Goal
Restate the data word for word and leave the images out.

Stored data
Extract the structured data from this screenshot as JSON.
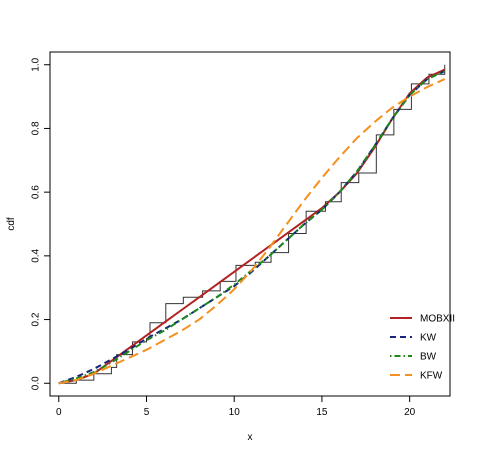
{
  "chart_data": {
    "type": "line",
    "title": "",
    "xlabel": "x",
    "ylabel": "cdf",
    "xlim": [
      -0.5,
      22.3
    ],
    "ylim": [
      -0.04,
      1.04
    ],
    "xticks": [
      0,
      5,
      10,
      15,
      20
    ],
    "xtick_labels": [
      "0",
      "5",
      "10",
      "15",
      "20"
    ],
    "yticks": [
      0.0,
      0.2,
      0.4,
      0.6,
      0.8,
      1.0
    ],
    "ytick_labels": [
      "0.0",
      "0.2",
      "0.4",
      "0.6",
      "0.8",
      "1.0"
    ],
    "grid": false,
    "legend_position": "bottom-right",
    "empirical_cdf": {
      "color": "#333333",
      "steps": [
        [
          0,
          0.0
        ],
        [
          1,
          0.01
        ],
        [
          2,
          0.03
        ],
        [
          3,
          0.05
        ],
        [
          3.3,
          0.09
        ],
        [
          4,
          0.09
        ],
        [
          4.2,
          0.13
        ],
        [
          5,
          0.14
        ],
        [
          5.2,
          0.19
        ],
        [
          6,
          0.19
        ],
        [
          6.1,
          0.25
        ],
        [
          7,
          0.25
        ],
        [
          7.1,
          0.27
        ],
        [
          8,
          0.27
        ],
        [
          8.2,
          0.29
        ],
        [
          9,
          0.29
        ],
        [
          9.2,
          0.32
        ],
        [
          10,
          0.32
        ],
        [
          10.1,
          0.37
        ],
        [
          11,
          0.37
        ],
        [
          11.2,
          0.38
        ],
        [
          12,
          0.38
        ],
        [
          12.1,
          0.41
        ],
        [
          13,
          0.41
        ],
        [
          13.1,
          0.47
        ],
        [
          14,
          0.47
        ],
        [
          14.1,
          0.54
        ],
        [
          15,
          0.54
        ],
        [
          15.2,
          0.57
        ],
        [
          16,
          0.57
        ],
        [
          16.1,
          0.63
        ],
        [
          17,
          0.63
        ],
        [
          17.1,
          0.66
        ],
        [
          18,
          0.66
        ],
        [
          18.1,
          0.78
        ],
        [
          19,
          0.78
        ],
        [
          19.1,
          0.86
        ],
        [
          20,
          0.86
        ],
        [
          20.1,
          0.94
        ],
        [
          21,
          0.94
        ],
        [
          21.1,
          0.97
        ],
        [
          22,
          0.97
        ],
        [
          22,
          1.0
        ]
      ]
    },
    "series": [
      {
        "name": "MOBXII",
        "color": "#b22222",
        "dash": "solid",
        "x": [
          0,
          1,
          2,
          3,
          4,
          5,
          6,
          7,
          8,
          9,
          10,
          11,
          12,
          13,
          14,
          15,
          16,
          17,
          18,
          19,
          20,
          21,
          22
        ],
        "y": [
          0.0,
          0.01,
          0.03,
          0.07,
          0.11,
          0.15,
          0.19,
          0.23,
          0.27,
          0.31,
          0.35,
          0.39,
          0.43,
          0.47,
          0.51,
          0.55,
          0.6,
          0.66,
          0.74,
          0.83,
          0.91,
          0.96,
          0.985
        ]
      },
      {
        "name": "KW",
        "color": "#1a237e",
        "dash": "dashed",
        "x": [
          0,
          1,
          2,
          3,
          4,
          5,
          6,
          7,
          8,
          9,
          10,
          11,
          12,
          13,
          14,
          15,
          16,
          17,
          18,
          19,
          20,
          21,
          22
        ],
        "y": [
          0.0,
          0.02,
          0.045,
          0.075,
          0.105,
          0.14,
          0.17,
          0.2,
          0.235,
          0.27,
          0.305,
          0.35,
          0.4,
          0.45,
          0.5,
          0.545,
          0.6,
          0.665,
          0.745,
          0.83,
          0.905,
          0.955,
          0.98
        ]
      },
      {
        "name": "BW",
        "color": "#1b8a1b",
        "dash": "dotdash",
        "x": [
          0,
          1,
          2,
          3,
          4,
          5,
          6,
          7,
          8,
          9,
          10,
          11,
          12,
          13,
          14,
          15,
          16,
          17,
          18,
          19,
          20,
          21,
          22
        ],
        "y": [
          0.0,
          0.015,
          0.035,
          0.065,
          0.1,
          0.135,
          0.165,
          0.2,
          0.235,
          0.27,
          0.31,
          0.355,
          0.4,
          0.45,
          0.5,
          0.545,
          0.6,
          0.665,
          0.745,
          0.83,
          0.905,
          0.955,
          0.98
        ]
      },
      {
        "name": "KFW",
        "color": "#f5901e",
        "dash": "longdash",
        "x": [
          0,
          1,
          2,
          3,
          4,
          5,
          6,
          7,
          8,
          9,
          10,
          11,
          12,
          13,
          14,
          15,
          16,
          17,
          18,
          19,
          20,
          21,
          22
        ],
        "y": [
          0.0,
          0.01,
          0.03,
          0.055,
          0.08,
          0.105,
          0.135,
          0.165,
          0.2,
          0.245,
          0.295,
          0.355,
          0.425,
          0.5,
          0.575,
          0.645,
          0.71,
          0.77,
          0.82,
          0.865,
          0.9,
          0.93,
          0.955
        ]
      }
    ]
  }
}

Finished answer
Extract the structured data from this screenshot as JSON.
{
  "chart_data": {
    "type": "line",
    "title": "",
    "xlabel": "x",
    "ylabel": "cdf",
    "xlim": [
      -0.5,
      22.3
    ],
    "ylim": [
      -0.04,
      1.04
    ],
    "xticks": [
      0,
      5,
      10,
      15,
      20
    ],
    "xtick_labels": [
      "0",
      "5",
      "10",
      "15",
      "20"
    ],
    "yticks": [
      0.0,
      0.2,
      0.4,
      0.6,
      0.8,
      1.0
    ],
    "ytick_labels": [
      "0.0",
      "0.2",
      "0.4",
      "0.6",
      "0.8",
      "1.0"
    ],
    "grid": false,
    "legend_position": "bottom-right",
    "empirical_cdf": {
      "color": "#333333",
      "steps": [
        [
          0,
          0.0
        ],
        [
          1,
          0.01
        ],
        [
          2,
          0.03
        ],
        [
          3,
          0.05
        ],
        [
          3.3,
          0.09
        ],
        [
          4,
          0.09
        ],
        [
          4.2,
          0.13
        ],
        [
          5,
          0.14
        ],
        [
          5.2,
          0.19
        ],
        [
          6,
          0.19
        ],
        [
          6.1,
          0.25
        ],
        [
          7,
          0.25
        ],
        [
          7.1,
          0.27
        ],
        [
          8,
          0.27
        ],
        [
          8.2,
          0.29
        ],
        [
          9,
          0.29
        ],
        [
          9.2,
          0.32
        ],
        [
          10,
          0.32
        ],
        [
          10.1,
          0.37
        ],
        [
          11,
          0.37
        ],
        [
          11.2,
          0.38
        ],
        [
          12,
          0.38
        ],
        [
          12.1,
          0.41
        ],
        [
          13,
          0.41
        ],
        [
          13.1,
          0.47
        ],
        [
          14,
          0.47
        ],
        [
          14.1,
          0.54
        ],
        [
          15,
          0.54
        ],
        [
          15.2,
          0.57
        ],
        [
          16,
          0.57
        ],
        [
          16.1,
          0.63
        ],
        [
          17,
          0.63
        ],
        [
          17.1,
          0.66
        ],
        [
          18,
          0.66
        ],
        [
          18.1,
          0.78
        ],
        [
          19,
          0.78
        ],
        [
          19.1,
          0.86
        ],
        [
          20,
          0.86
        ],
        [
          20.1,
          0.94
        ],
        [
          21,
          0.94
        ],
        [
          21.1,
          0.97
        ],
        [
          22,
          0.97
        ],
        [
          22,
          1.0
        ]
      ]
    },
    "series": [
      {
        "name": "MOBXII",
        "color": "#b22222",
        "dash": "solid",
        "x": [
          0,
          1,
          2,
          3,
          4,
          5,
          6,
          7,
          8,
          9,
          10,
          11,
          12,
          13,
          14,
          15,
          16,
          17,
          18,
          19,
          20,
          21,
          22
        ],
        "y": [
          0.0,
          0.01,
          0.03,
          0.07,
          0.11,
          0.15,
          0.19,
          0.23,
          0.27,
          0.31,
          0.35,
          0.39,
          0.43,
          0.47,
          0.51,
          0.55,
          0.6,
          0.66,
          0.74,
          0.83,
          0.91,
          0.96,
          0.985
        ]
      },
      {
        "name": "KW",
        "color": "#1a237e",
        "dash": "dashed",
        "x": [
          0,
          1,
          2,
          3,
          4,
          5,
          6,
          7,
          8,
          9,
          10,
          11,
          12,
          13,
          14,
          15,
          16,
          17,
          18,
          19,
          20,
          21,
          22
        ],
        "y": [
          0.0,
          0.02,
          0.045,
          0.075,
          0.105,
          0.14,
          0.17,
          0.2,
          0.235,
          0.27,
          0.305,
          0.35,
          0.4,
          0.45,
          0.5,
          0.545,
          0.6,
          0.665,
          0.745,
          0.83,
          0.905,
          0.955,
          0.98
        ]
      },
      {
        "name": "BW",
        "color": "#1b8a1b",
        "dash": "dotdash",
        "x": [
          0,
          1,
          2,
          3,
          4,
          5,
          6,
          7,
          8,
          9,
          10,
          11,
          12,
          13,
          14,
          15,
          16,
          17,
          18,
          19,
          20,
          21,
          22
        ],
        "y": [
          0.0,
          0.015,
          0.035,
          0.065,
          0.1,
          0.135,
          0.165,
          0.2,
          0.235,
          0.27,
          0.31,
          0.355,
          0.4,
          0.45,
          0.5,
          0.545,
          0.6,
          0.665,
          0.745,
          0.83,
          0.905,
          0.955,
          0.98
        ]
      },
      {
        "name": "KFW",
        "color": "#f5901e",
        "dash": "longdash",
        "x": [
          0,
          1,
          2,
          3,
          4,
          5,
          6,
          7,
          8,
          9,
          10,
          11,
          12,
          13,
          14,
          15,
          16,
          17,
          18,
          19,
          20,
          21,
          22
        ],
        "y": [
          0.0,
          0.01,
          0.03,
          0.055,
          0.08,
          0.105,
          0.135,
          0.165,
          0.2,
          0.245,
          0.295,
          0.355,
          0.425,
          0.5,
          0.575,
          0.645,
          0.71,
          0.77,
          0.82,
          0.865,
          0.9,
          0.93,
          0.955
        ]
      }
    ]
  }
}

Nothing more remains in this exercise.